* **Task requirements**: Gather every line in the records below that contains the word "Adsorption".

Figure contents as structured data:
<<<<
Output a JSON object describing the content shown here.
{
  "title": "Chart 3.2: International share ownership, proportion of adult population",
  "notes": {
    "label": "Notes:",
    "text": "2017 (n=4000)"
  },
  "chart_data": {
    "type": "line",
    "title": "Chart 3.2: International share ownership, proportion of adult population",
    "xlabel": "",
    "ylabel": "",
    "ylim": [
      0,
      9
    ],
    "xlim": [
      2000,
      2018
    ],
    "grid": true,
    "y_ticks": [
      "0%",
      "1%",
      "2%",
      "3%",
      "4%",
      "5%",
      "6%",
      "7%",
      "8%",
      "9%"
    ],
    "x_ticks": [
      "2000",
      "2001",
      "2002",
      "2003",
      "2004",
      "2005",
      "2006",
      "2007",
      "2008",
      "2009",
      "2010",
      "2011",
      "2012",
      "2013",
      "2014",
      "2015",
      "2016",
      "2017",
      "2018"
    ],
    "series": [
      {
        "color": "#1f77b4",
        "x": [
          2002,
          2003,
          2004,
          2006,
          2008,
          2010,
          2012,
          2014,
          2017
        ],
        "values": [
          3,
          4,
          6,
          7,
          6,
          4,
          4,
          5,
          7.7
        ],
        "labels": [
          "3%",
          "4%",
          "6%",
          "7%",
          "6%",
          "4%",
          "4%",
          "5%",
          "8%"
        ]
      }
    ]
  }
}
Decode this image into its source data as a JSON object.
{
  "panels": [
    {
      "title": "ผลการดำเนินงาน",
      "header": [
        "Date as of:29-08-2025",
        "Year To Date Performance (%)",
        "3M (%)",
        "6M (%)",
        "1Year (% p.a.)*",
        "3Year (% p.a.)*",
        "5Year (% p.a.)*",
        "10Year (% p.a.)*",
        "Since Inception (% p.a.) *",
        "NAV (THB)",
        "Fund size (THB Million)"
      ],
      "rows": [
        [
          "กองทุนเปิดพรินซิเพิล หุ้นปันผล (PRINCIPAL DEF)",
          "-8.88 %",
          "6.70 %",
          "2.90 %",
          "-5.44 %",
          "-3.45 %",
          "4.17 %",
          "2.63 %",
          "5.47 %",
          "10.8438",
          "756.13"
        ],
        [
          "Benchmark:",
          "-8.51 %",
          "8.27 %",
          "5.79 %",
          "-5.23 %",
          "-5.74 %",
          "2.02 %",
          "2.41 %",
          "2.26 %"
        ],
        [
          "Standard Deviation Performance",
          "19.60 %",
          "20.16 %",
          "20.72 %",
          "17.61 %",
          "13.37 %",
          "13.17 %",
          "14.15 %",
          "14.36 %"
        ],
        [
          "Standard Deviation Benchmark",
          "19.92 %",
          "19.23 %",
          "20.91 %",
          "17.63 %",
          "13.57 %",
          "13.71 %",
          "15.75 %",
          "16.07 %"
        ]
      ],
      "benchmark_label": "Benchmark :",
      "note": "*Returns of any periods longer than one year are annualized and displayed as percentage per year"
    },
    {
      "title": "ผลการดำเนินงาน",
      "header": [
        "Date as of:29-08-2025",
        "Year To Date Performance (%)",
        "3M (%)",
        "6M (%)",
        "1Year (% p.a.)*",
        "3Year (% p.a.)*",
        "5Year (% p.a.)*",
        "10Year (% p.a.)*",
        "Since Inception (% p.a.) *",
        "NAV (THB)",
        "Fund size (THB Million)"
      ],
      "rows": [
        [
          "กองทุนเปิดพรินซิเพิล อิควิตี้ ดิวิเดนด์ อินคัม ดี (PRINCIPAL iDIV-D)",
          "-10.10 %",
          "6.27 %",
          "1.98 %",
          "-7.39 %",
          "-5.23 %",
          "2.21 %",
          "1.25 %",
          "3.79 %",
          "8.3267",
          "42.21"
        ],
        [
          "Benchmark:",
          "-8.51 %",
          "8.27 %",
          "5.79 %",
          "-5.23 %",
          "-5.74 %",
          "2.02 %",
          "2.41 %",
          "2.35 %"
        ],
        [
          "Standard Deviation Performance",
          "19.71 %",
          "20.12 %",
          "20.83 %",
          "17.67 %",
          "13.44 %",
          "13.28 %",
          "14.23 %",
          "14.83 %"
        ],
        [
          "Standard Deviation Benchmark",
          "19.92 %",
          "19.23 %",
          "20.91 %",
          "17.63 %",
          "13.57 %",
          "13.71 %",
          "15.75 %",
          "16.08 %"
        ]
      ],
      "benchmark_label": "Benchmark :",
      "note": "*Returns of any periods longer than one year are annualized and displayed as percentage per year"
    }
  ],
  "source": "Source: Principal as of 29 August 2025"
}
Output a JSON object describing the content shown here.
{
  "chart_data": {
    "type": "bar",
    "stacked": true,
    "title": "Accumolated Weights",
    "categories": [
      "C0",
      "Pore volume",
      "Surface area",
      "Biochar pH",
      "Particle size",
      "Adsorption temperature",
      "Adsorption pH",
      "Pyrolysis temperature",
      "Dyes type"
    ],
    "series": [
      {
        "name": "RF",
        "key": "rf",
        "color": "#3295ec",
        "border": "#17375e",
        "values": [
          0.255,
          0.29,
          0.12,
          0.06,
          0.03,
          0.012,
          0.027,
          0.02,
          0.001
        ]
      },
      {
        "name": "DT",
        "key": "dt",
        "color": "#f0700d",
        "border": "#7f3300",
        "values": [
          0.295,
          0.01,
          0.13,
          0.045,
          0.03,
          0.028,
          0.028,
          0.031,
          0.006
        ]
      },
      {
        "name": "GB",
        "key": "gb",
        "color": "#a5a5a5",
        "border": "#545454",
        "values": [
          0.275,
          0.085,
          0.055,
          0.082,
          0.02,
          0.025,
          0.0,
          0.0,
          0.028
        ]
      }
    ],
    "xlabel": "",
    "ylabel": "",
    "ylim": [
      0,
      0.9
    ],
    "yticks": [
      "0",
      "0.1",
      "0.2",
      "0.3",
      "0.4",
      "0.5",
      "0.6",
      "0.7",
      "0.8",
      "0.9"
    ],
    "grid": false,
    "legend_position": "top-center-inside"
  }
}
>>>>
* **Solution for this exercise**:
      "Adsorption temperature",
      "Adsorption pH",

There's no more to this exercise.